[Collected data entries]

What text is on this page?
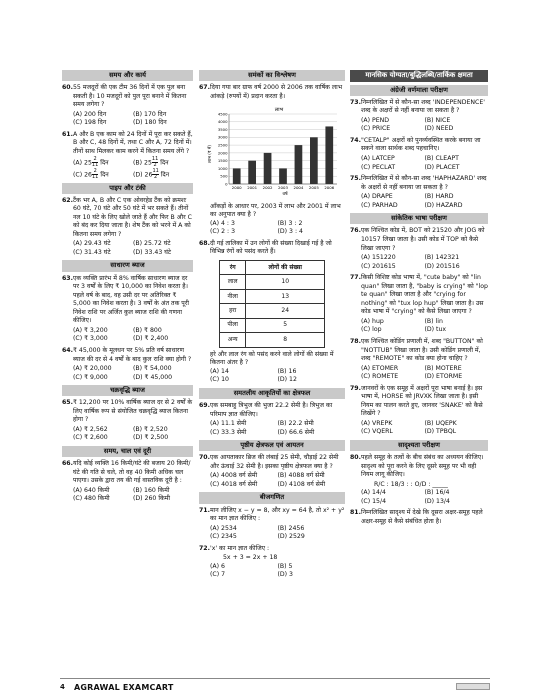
समय और कार्य
60. 55 मजदूरों की एक टीम 36 दिनों में एक पुल बना सकती है। 10 मजदूरों को पुल पूरा बनाने में कितना समय लगेगा ?
(A) 200 दिन	(B) 170 दिन
(C) 198 दिन	(D) 180 दिन
61. A और B एक काम को 24 दिनों में पूरा कर सकते हैं, B और C, 48 दिनों में, तथा C और A, 72 दिनों में। तीनों साथ मिलकर काम करने में कितना समय लेंगे ?
(A) $25 \frac{2}{11}$ दिन	(B) $25 \frac{11}{2}$ दिन
(C) $26 \frac{2}{11}$ दिन	(D) $26 \frac{11}{2}$ दिन
पाइप और टंकी
62. टैंक भर A, B और C एक ओवरहेड टैंक को क्रमशः 60 घंटे, 70 घंटे और 50 घंटे में भर सकते हैं। तीनों नल 10 घंटे के लिए खोले जाते हैं और फिर B और C को बंद कर दिया जाता है। शेष टैंक को भरने में A को कितना समय लगेगा ?
(A) 29.43 घंटे	(B) 25.72 घंटे
(C) 31.43 घंटे	(D) 33.43 घंटे
साधारण ब्याज
63. एक व्यक्ति प्रारंभ में 8% वार्षिक साधारण ब्याज दर पर 3 वर्षों के लिए ₹ 10,000 का निवेश करता है। पहले वर्ष के बाद, वह उसी दर पर अतिरिक्त ₹ 5,000 का निवेश करता है। 3 वर्षों के अंत तक पूरी निवेश राशि पर अर्जित कुल ब्याज राशि की गणना कीजिए।
(A) ₹ 3,200	(B) ₹ 800
(C) ₹ 3,000	(D) ₹ 2,400
64. ₹ 45,000 के मूलधन पर 5% प्रति वर्ष साधारण ब्याज की दर से 4 वर्षों के बाद कुल राशि क्या होगी ?
(A) ₹ 20,000	(B) ₹ 54,000
(C) ₹ 9,000	(D) ₹ 45,000
चक्रवृद्धि ब्याज
65. ₹ 12,200 पर 10% वार्षिक ब्याज दर से 2 वर्षों के लिए वार्षिक रूप से संयोजित चक्रवृद्धि ब्याज कितना होगा ?
(A) ₹ 2,562	(B) ₹ 2,520
(C) ₹ 2,600	(D) ₹ 2,500
समय, चाल एवं दूरी
66. यदि कोई व्यक्ति 16 किमी/घंटे की बजाय 20 किमी/घंटे की गति से चले, तो वह 40 किमी अधिक चल पाएगा। उसके द्वारा तय की गई वास्तविक दूरी है :
(A) 640 किमी	(B) 160 किमी
(C) 480 किमी	(D) 260 किमी
समंकों का विश्लेषण
67. दिया गया बार ग्राफ वर्ष 2000 से 2006 तक वार्षिक लाभ आंकड़े (रुपयों में) प्रदान करता है।
लाभ
लाभ (₹ में)
वर्ष
0
500
1000
1500
2000
2500
3000
3500
4000
4500
2000 2001 2002 2003 2004 2005 2006
आँकड़ों के आधार पर, 2003 में लाभ और 2001 में लाभ का अनुपात क्या है ?
(A) 4 : 3	(B) 3 : 2
(C) 2 : 3	(D) 3 : 4
68. दी गई तालिका में उन लोगों की संख्या दिखाई गई है जो विभिन्न रंगों को पसंद करते हैं।
रंग	लोगों की संख्या
लाल	10
नीला	13
हरा	24
पीला	5
अन्य	8
हरे और लाल रंग को पसंद करने वाले लोगों की संख्या में कितना अंतर है ?
(A) 14	(B) 16
(C) 10	(D) 12
समतलीय आकृतियों का क्षेत्रफल
69. एक समबाहु त्रिभुज की भुजा 22.2 सेमी है। त्रिभुज का परिमाप ज्ञात कीजिए।
(A) 11.1 सेमी	(B) 22.2 सेमी
(C) 33.3 सेमी	(D) 66.6 सेमी
पृष्ठीय क्षेत्रफल एवं आयतन
70. एक आयताकार ब्रिज की लंबाई 25 सेमी, चौड़ाई 22 सेमी और ऊंचाई 32 सेमी है। इसका पृष्ठीय क्षेत्रफल क्या है ?
(A) 4008 वर्ग सेमी	(B) 4088 वर्ग सेमी
(C) 4018 वर्ग सेमी	(D) 4108 वर्ग सेमी
बीजगणित
71. मान लीजिए x − y = 8, और xy = 64 है, तो x² + y² का मान ज्ञात कीजिए :
(A) 2534	(B) 2456
(C) 2345	(D) 2529
72. 'x' का मान ज्ञात कीजिए :
5x + 3 = 2x + 18
(A) 6	(B) 5
(C) 7	(D) 3
मानसिक योग्यता/बुद्धिलब्धि/तार्किक क्षमता
अंग्रेजी वर्णमाला परीक्षण
73. निम्नलिखित में से कौन-सा शब्द 'INDEPENDENCE' शब्द के अक्षरों से नहीं बनाया जा सकता है ?
(A) PEND	(B) NICE
(C) PRICE	(D) NEED
74. "CETALP" अक्षरों को पुनर्व्यवस्थित करके बनाया जा सकने वाला सार्थक शब्द पहचानिए।
(A) LATCEP	(B) CLEAPT
(C) PECLAT	(D) PLACET
75. निम्नलिखित में से कौन-सा शब्द 'HAPHAZARD' शब्द के अक्षरों से नहीं बनाया जा सकता है ?
(A) DRAPE	(B) HARD
(C) PARHAD	(D) HAZARD
सांकेतिक भाषा परीक्षण
76. एक निश्चित कोड में, BOT को 21520 और JOG को 10157 लिखा जाता है। उसी कोड में TOP को कैसे लिखा जाएगा ?
(A) 151220	(B) 142321
(C) 201615	(D) 201516
77. किसी विशिष्ट कोड भाषा में, "cute baby" को "lin quan" लिखा जाता है, "baby is crying" को "lop te quan" लिखा जाता है और "crying for nothing" को "tux lop hup" लिखा जाता है। उस कोड भाषा में "crying" को कैसे लिखा जाएगा ?
(A) hup	(B) lin
(C) lop	(D) tux
78. एक निश्चित कोडिंग प्रणाली में, शब्द "BUTTON" को "NOTTUB" लिखा जाता है। उसी कोडिंग प्रणाली में, शब्द "REMOTE" का कोड क्या होना चाहिए ?
(A) ETOMER	(B) MOTERE
(C) ROMETE	(D) ETORME
79. जानवरों के एक समूह में अक्षरों पूरा भाषा बनाई है। इस भाषा में, HORSE को JRVXK लिखा जाता है। इसी नियम का पालन करते हुए, जानवर 'SNAKE' को कैसे लिखेंगे ?
(A) VREPK	(B) UQEPK
(C) VQERL	(D) TPBQL
सादृश्यता परीक्षण
80. पहले समूह के तत्वों के बीच संबंध का अध्ययन कीजिए। सादृश्य को पूरा करने के लिए दूसरे समूह पर भी वही नियम लागू कीजिए।
R/C : 18/3 : : O/D : _____
(A) 14/4	(B) 16/4
(C) 15/4	(D) 13/4
81. निम्नलिखित सादृश्य में देखे कि दूसरा अक्षर-समूह पहले अक्षर-समूह से कैसे संबंधित होता है।
4 AGRAWAL EXAMCART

### WHAT TO PRODUCE
Pictures are excluded; copy all other data exactly as shown.

### RESULT OF THIS TASK
What text is on this page?
समय और कार्य
60. 55 मजदूरों की एक टीम 36 दिनों में एक पुल बना सकती है। 10 मजदूरों को पुल पूरा बनाने में कितना समय लगेगा ?
(A) 200 दिन	(B) 170 दिन
(C) 198 दिन	(D) 180 दिन
61. A और B एक काम को 24 दिनों में पूरा कर सकते हैं, B और C, 48 दिनों में, तथा C और A, 72 दिनों में। तीनों साथ मिलकर काम करने में कितना समय लेंगे ?
(A) $25 \frac{2}{11}$ दिन	(B) $25 \frac{11}{2}$ दिन
(C) $26 \frac{2}{11}$ दिन	(D) $26 \frac{11}{2}$ दिन
पाइप और टंकी
62. टैंक भर A, B और C एक ओवरहेड टैंक को क्रमशः 60 घंटे, 70 घंटे और 50 घंटे में भर सकते हैं। तीनों नल 10 घंटे के लिए खोले जाते हैं और फिर B और C को बंद कर दिया जाता है। शेष टैंक को भरने में A को कितना समय लगेगा ?
(A) 29.43 घंटे	(B) 25.72 घंटे
(C) 31.43 घंटे	(D) 33.43 घंटे
साधारण ब्याज
63. एक व्यक्ति प्रारंभ में 8% वार्षिक साधारण ब्याज दर पर 3 वर्षों के लिए ₹ 10,000 का निवेश करता है। पहले वर्ष के बाद, वह उसी दर पर अतिरिक्त ₹ 5,000 का निवेश करता है। 3 वर्षों के अंत तक पूरी निवेश राशि पर अर्जित कुल ब्याज राशि की गणना कीजिए।
(A) ₹ 3,200	(B) ₹ 800
(C) ₹ 3,000	(D) ₹ 2,400
64. ₹ 45,000 के मूलधन पर 5% प्रति वर्ष साधारण ब्याज की दर से 4 वर्षों के बाद कुल राशि क्या होगी ?
(A) ₹ 20,000	(B) ₹ 54,000
(C) ₹ 9,000	(D) ₹ 45,000
चक्रवृद्धि ब्याज
65. ₹ 12,200 पर 10% वार्षिक ब्याज दर से 2 वर्षों के लिए वार्षिक रूप से संयोजित चक्रवृद्धि ब्याज कितना होगा ?
(A) ₹ 2,562	(B) ₹ 2,520
(C) ₹ 2,600	(D) ₹ 2,500
समय, चाल एवं दूरी
66. यदि कोई व्यक्ति 16 किमी/घंटे की बजाय 20 किमी/घंटे की गति से चले, तो वह 40 किमी अधिक चल पाएगा। उसके द्वारा तय की गई वास्तविक दूरी है :
(A) 640 किमी	(B) 160 किमी
(C) 480 किमी	(D) 260 किमी
समंकों का विश्लेषण
67. दिया गया बार ग्राफ वर्ष 2000 से 2006 तक वार्षिक लाभ आंकड़े (रुपयों में) प्रदान करता है।
लाभ
लाभ (₹ में)
वर्ष
0
500
1000
1500
2000
2500
3000
3500
4000
4500
2000 2001 2002 2003 2004 2005 2006
आँकड़ों के आधार पर, 2003 में लाभ और 2001 में लाभ का अनुपात क्या है ?
(A) 4 : 3	(B) 3 : 2
(C) 2 : 3	(D) 3 : 4
68. दी गई तालिका में उन लोगों की संख्या दिखाई गई है जो विभिन्न रंगों को पसंद करते हैं।
रंग	लोगों की संख्या
लाल	10
नीला	13
हरा	24
पीला	5
अन्य	8
हरे और लाल रंग को पसंद करने वाले लोगों की संख्या में कितना अंतर है ?
(A) 14	(B) 16
(C) 10	(D) 12
समतलीय आकृतियों का क्षेत्रफल
69. एक समबाहु त्रिभुज की भुजा 22.2 सेमी है। त्रिभुज का परिमाप ज्ञात कीजिए।
(A) 11.1 सेमी	(B) 22.2 सेमी
(C) 33.3 सेमी	(D) 66.6 सेमी
पृष्ठीय क्षेत्रफल एवं आयतन
70. एक आयताकार ब्रिज की लंबाई 25 सेमी, चौड़ाई 22 सेमी और ऊंचाई 32 सेमी है। इसका पृष्ठीय क्षेत्रफल क्या है ?
(A) 4008 वर्ग सेमी	(B) 4088 वर्ग सेमी
(C) 4018 वर्ग सेमी	(D) 4108 वर्ग सेमी
बीजगणित
71. मान लीजिए x − y = 8, और xy = 64 है, तो x² + y² का मान ज्ञात कीजिए :
(A) 2534	(B) 2456
(C) 2345	(D) 2529
72. 'x' का मान ज्ञात कीजिए :
5x + 3 = 2x + 18
(A) 6	(B) 5
(C) 7	(D) 3
मानसिक योग्यता/बुद्धिलब्धि/तार्किक क्षमता
अंग्रेजी वर्णमाला परीक्षण
73. निम्नलिखित में से कौन-सा शब्द 'INDEPENDENCE' शब्द के अक्षरों से नहीं बनाया जा सकता है ?
(A) PEND	(B) NICE
(C) PRICE	(D) NEED
74. "CETALP" अक्षरों को पुनर्व्यवस्थित करके बनाया जा सकने वाला सार्थक शब्द पहचानिए।
(A) LATCEP	(B) CLEAPT
(C) PECLAT	(D) PLACET
75. निम्नलिखित में से कौन-सा शब्द 'HAPHAZARD' शब्द के अक्षरों से नहीं बनाया जा सकता है ?
(A) DRAPE	(B) HARD
(C) PARHAD	(D) HAZARD
सांकेतिक भाषा परीक्षण
76. एक निश्चित कोड में, BOT को 21520 और JOG को 10157 लिखा जाता है। उसी कोड में TOP को कैसे लिखा जाएगा ?
(A) 151220	(B) 142321
(C) 201615	(D) 201516
77. किसी विशिष्ट कोड भाषा में, "cute baby" को "lin quan" लिखा जाता है, "baby is crying" को "lop te quan" लिखा जाता है और "crying for nothing" को "tux lop hup" लिखा जाता है। उस कोड भाषा में "crying" को कैसे लिखा जाएगा ?
(A) hup	(B) lin
(C) lop	(D) tux
78. एक निश्चित कोडिंग प्रणाली में, शब्द "BUTTON" को "NOTTUB" लिखा जाता है। उसी कोडिंग प्रणाली में, शब्द "REMOTE" का कोड क्या होना चाहिए ?
(A) ETOMER	(B) MOTERE
(C) ROMETE	(D) ETORME
79. जानवरों के एक समूह में अक्षरों पूरा भाषा बनाई है। इस भाषा में, HORSE को JRVXK लिखा जाता है। इसी नियम का पालन करते हुए, जानवर 'SNAKE' को कैसे लिखेंगे ?
(A) VREPK	(B) UQEPK
(C) VQERL	(D) TPBQL
सादृश्यता परीक्षण
80. पहले समूह के तत्वों के बीच संबंध का अध्ययन कीजिए। सादृश्य को पूरा करने के लिए दूसरे समूह पर भी वही नियम लागू कीजिए।
R/C : 18/3 : : O/D : _____
(A) 14/4	(B) 16/4
(C) 15/4	(D) 13/4
81. निम्नलिखित सादृश्य में देखे कि दूसरा अक्षर-समूह पहले अक्षर-समूह से कैसे संबंधित होता है।
4 AGRAWAL EXAMCART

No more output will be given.